Data entries
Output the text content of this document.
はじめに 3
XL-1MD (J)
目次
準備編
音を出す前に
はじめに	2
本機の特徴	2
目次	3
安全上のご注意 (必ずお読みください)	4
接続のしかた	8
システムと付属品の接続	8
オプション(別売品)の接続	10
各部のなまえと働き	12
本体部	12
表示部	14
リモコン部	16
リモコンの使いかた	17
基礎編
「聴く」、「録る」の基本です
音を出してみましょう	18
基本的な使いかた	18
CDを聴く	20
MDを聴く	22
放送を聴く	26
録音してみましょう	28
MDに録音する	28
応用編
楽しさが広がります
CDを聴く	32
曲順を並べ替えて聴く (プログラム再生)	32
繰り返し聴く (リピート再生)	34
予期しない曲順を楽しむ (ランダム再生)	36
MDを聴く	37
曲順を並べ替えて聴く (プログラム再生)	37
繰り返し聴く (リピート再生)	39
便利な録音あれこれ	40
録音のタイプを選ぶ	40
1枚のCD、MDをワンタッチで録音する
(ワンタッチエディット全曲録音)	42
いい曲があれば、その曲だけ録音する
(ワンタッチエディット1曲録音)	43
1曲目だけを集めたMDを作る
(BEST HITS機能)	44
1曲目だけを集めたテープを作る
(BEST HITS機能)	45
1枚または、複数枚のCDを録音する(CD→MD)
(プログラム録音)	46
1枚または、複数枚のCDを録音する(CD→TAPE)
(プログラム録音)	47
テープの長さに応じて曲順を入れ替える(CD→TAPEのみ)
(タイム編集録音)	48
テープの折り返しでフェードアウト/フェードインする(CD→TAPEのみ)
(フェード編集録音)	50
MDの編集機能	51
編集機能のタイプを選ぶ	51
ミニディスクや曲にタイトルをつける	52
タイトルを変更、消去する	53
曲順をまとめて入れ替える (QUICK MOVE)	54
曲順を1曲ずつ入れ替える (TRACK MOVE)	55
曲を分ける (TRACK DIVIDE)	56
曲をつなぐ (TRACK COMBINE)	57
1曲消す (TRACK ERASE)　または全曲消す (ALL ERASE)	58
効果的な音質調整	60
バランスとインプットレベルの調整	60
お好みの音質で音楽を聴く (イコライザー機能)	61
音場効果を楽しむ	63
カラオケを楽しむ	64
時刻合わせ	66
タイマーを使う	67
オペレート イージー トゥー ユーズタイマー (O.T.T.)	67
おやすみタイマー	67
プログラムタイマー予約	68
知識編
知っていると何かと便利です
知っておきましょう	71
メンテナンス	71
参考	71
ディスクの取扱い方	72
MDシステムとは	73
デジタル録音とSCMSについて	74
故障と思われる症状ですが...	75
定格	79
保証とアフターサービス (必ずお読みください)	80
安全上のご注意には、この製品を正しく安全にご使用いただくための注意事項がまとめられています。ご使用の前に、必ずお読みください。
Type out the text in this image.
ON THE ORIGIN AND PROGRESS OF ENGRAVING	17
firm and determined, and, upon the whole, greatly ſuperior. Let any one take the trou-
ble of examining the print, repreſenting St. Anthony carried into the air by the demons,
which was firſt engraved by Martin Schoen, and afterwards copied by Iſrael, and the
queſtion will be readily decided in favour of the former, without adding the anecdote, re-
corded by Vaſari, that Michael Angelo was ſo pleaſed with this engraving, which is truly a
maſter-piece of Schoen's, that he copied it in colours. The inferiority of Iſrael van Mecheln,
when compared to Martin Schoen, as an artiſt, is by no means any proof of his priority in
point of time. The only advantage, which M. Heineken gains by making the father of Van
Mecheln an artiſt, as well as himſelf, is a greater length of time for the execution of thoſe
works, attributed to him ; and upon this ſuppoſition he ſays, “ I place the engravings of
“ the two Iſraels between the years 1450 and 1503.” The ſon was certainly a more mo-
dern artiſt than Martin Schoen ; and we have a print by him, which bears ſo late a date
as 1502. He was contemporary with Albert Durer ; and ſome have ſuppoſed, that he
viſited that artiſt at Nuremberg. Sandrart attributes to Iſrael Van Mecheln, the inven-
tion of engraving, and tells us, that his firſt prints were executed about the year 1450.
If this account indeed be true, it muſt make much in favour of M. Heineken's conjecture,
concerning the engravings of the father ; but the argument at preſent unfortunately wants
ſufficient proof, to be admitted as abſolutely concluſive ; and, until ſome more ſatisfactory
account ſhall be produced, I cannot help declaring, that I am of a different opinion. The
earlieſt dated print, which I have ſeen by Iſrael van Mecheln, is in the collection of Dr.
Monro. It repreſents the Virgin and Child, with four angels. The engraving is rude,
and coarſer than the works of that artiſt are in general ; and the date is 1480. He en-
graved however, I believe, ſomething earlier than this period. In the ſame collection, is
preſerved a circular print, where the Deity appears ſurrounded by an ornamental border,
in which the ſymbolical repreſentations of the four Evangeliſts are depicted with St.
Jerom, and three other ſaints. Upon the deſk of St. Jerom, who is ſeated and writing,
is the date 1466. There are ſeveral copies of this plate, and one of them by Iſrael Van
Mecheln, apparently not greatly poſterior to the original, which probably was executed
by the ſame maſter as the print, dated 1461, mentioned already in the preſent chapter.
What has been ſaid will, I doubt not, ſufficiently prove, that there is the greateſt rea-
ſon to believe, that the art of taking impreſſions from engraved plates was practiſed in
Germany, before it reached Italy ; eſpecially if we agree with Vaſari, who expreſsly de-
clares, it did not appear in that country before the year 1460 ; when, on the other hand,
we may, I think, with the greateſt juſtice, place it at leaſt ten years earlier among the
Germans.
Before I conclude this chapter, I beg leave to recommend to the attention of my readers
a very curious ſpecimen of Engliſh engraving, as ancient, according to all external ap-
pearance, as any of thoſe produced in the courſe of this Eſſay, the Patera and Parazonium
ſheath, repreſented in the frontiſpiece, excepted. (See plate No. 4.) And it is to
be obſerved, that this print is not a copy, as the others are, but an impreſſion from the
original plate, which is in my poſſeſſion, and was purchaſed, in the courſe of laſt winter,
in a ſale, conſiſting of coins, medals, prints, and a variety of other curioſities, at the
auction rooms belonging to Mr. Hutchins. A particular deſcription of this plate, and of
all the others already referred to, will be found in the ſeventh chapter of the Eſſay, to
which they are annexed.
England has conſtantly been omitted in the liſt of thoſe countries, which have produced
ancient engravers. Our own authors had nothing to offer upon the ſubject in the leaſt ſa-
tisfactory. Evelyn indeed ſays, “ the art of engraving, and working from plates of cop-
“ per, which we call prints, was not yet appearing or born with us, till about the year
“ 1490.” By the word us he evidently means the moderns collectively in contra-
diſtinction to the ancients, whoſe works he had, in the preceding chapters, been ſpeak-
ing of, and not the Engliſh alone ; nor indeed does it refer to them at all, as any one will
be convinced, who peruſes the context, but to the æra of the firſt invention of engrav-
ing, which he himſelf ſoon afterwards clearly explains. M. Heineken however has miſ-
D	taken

*The exercise*: Quote the entire listing above exactly.

*Written solution*:
Output the text content of this document.
はじめに 3
XL-1MD (J)
目次
準備編
音を出す前に
はじめに	2
本機の特徴	2
目次	3
安全上のご注意 (必ずお読みください)	4
接続のしかた	8
システムと付属品の接続	8
オプション(別売品)の接続	10
各部のなまえと働き	12
本体部	12
表示部	14
リモコン部	16
リモコンの使いかた	17
基礎編
「聴く」、「録る」の基本です
音を出してみましょう	18
基本的な使いかた	18
CDを聴く	20
MDを聴く	22
放送を聴く	26
録音してみましょう	28
MDに録音する	28
応用編
楽しさが広がります
CDを聴く	32
曲順を並べ替えて聴く (プログラム再生)	32
繰り返し聴く (リピート再生)	34
予期しない曲順を楽しむ (ランダム再生)	36
MDを聴く	37
曲順を並べ替えて聴く (プログラム再生)	37
繰り返し聴く (リピート再生)	39
便利な録音あれこれ	40
録音のタイプを選ぶ	40
1枚のCD、MDをワンタッチで録音する
(ワンタッチエディット全曲録音)	42
いい曲があれば、その曲だけ録音する
(ワンタッチエディット1曲録音)	43
1曲目だけを集めたMDを作る
(BEST HITS機能)	44
1曲目だけを集めたテープを作る
(BEST HITS機能)	45
1枚または、複数枚のCDを録音する(CD→MD)
(プログラム録音)	46
1枚または、複数枚のCDを録音する(CD→TAPE)
(プログラム録音)	47
テープの長さに応じて曲順を入れ替える(CD→TAPEのみ)
(タイム編集録音)	48
テープの折り返しでフェードアウト/フェードインする(CD→TAPEのみ)
(フェード編集録音)	50
MDの編集機能	51
編集機能のタイプを選ぶ	51
ミニディスクや曲にタイトルをつける	52
タイトルを変更、消去する	53
曲順をまとめて入れ替える (QUICK MOVE)	54
曲順を1曲ずつ入れ替える (TRACK MOVE)	55
曲を分ける (TRACK DIVIDE)	56
曲をつなぐ (TRACK COMBINE)	57
1曲消す (TRACK ERASE)　または全曲消す (ALL ERASE)	58
効果的な音質調整	60
バランスとインプットレベルの調整	60
お好みの音質で音楽を聴く (イコライザー機能)	61
音場効果を楽しむ	63
カラオケを楽しむ	64
時刻合わせ	66
タイマーを使う	67
オペレート イージー トゥー ユーズタイマー (O.T.T.)	67
おやすみタイマー	67
プログラムタイマー予約	68
知識編
知っていると何かと便利です
知っておきましょう	71
メンテナンス	71
参考	71
ディスクの取扱い方	72
MDシステムとは	73
デジタル録音とSCMSについて	74
故障と思われる症状ですが...	75
定格	79
保証とアフターサービス (必ずお読みください)	80
安全上のご注意には、この製品を正しく安全にご使用いただくための注意事項がまとめられています。ご使用の前に、必ずお読みください。
Type out the text in this image.
ON THE ORIGIN AND PROGRESS OF ENGRAVING	17
firm and determined, and, upon the whole, greatly ſuperior. Let any one take the trou-
ble of examining the print, repreſenting St. Anthony carried into the air by the demons,
which was firſt engraved by Martin Schoen, and afterwards copied by Iſrael, and the
queſtion will be readily decided in favour of the former, without adding the anecdote, re-
corded by Vaſari, that Michael Angelo was ſo pleaſed with this engraving, which is truly a
maſter-piece of Schoen's, that he copied it in colours. The inferiority of Iſrael van Mecheln,
when compared to Martin Schoen, as an artiſt, is by no means any proof of his priority in
point of time. The only advantage, which M. Heineken gains by making the father of Van
Mecheln an artiſt, as well as himſelf, is a greater length of time for the execution of thoſe
works, attributed to him ; and upon this ſuppoſition he ſays, “ I place the engravings of
“ the two Iſraels between the years 1450 and 1503.” The ſon was certainly a more mo-
dern artiſt than Martin Schoen ; and we have a print by him, which bears ſo late a date
as 1502. He was contemporary with Albert Durer ; and ſome have ſuppoſed, that he
viſited that artiſt at Nuremberg. Sandrart attributes to Iſrael Van Mecheln, the inven-
tion of engraving, and tells us, that his firſt prints were executed about the year 1450.
If this account indeed be true, it muſt make much in favour of M. Heineken's conjecture,
concerning the engravings of the father ; but the argument at preſent unfortunately wants
ſufficient proof, to be admitted as abſolutely concluſive ; and, until ſome more ſatisfactory
account ſhall be produced, I cannot help declaring, that I am of a different opinion. The
earlieſt dated print, which I have ſeen by Iſrael van Mecheln, is in the collection of Dr.
Monro. It repreſents the Virgin and Child, with four angels. The engraving is rude,
and coarſer than the works of that artiſt are in general ; and the date is 1480. He en-
graved however, I believe, ſomething earlier than this period. In the ſame collection, is
preſerved a circular print, where the Deity appears ſurrounded by an ornamental border,
in which the ſymbolical repreſentations of the four Evangeliſts are depicted with St.
Jerom, and three other ſaints. Upon the deſk of St. Jerom, who is ſeated and writing,
is the date 1466. There are ſeveral copies of this plate, and one of them by Iſrael Van
Mecheln, apparently not greatly poſterior to the original, which probably was executed
by the ſame maſter as the print, dated 1461, mentioned already in the preſent chapter.
What has been ſaid will, I doubt not, ſufficiently prove, that there is the greateſt rea-
ſon to believe, that the art of taking impreſſions from engraved plates was practiſed in
Germany, before it reached Italy ; eſpecially if we agree with Vaſari, who expreſsly de-
clares, it did not appear in that country before the year 1460 ; when, on the other hand,
we may, I think, with the greateſt juſtice, place it at leaſt ten years earlier among the
Germans.
Before I conclude this chapter, I beg leave to recommend to the attention of my readers
a very curious ſpecimen of Engliſh engraving, as ancient, according to all external ap-
pearance, as any of thoſe produced in the courſe of this Eſſay, the Patera and Parazonium
ſheath, repreſented in the frontiſpiece, excepted. (See plate No. 4.) And it is to
be obſerved, that this print is not a copy, as the others are, but an impreſſion from the
original plate, which is in my poſſeſſion, and was purchaſed, in the courſe of laſt winter,
in a ſale, conſiſting of coins, medals, prints, and a variety of other curioſities, at the
auction rooms belonging to Mr. Hutchins. A particular deſcription of this plate, and of
all the others already referred to, will be found in the ſeventh chapter of the Eſſay, to
which they are annexed.
England has conſtantly been omitted in the liſt of thoſe countries, which have produced
ancient engravers. Our own authors had nothing to offer upon the ſubject in the leaſt ſa-
tisfactory. Evelyn indeed ſays, “ the art of engraving, and working from plates of cop-
“ per, which we call prints, was not yet appearing or born with us, till about the year
“ 1490.” By the word us he evidently means the moderns collectively in contra-
diſtinction to the ancients, whoſe works he had, in the preceding chapters, been ſpeak-
ing of, and not the Engliſh alone ; nor indeed does it refer to them at all, as any one will
be convinced, who peruſes the context, but to the æra of the firſt invention of engrav-
ing, which he himſelf ſoon afterwards clearly explains. M. Heineken however has miſ-
D	taken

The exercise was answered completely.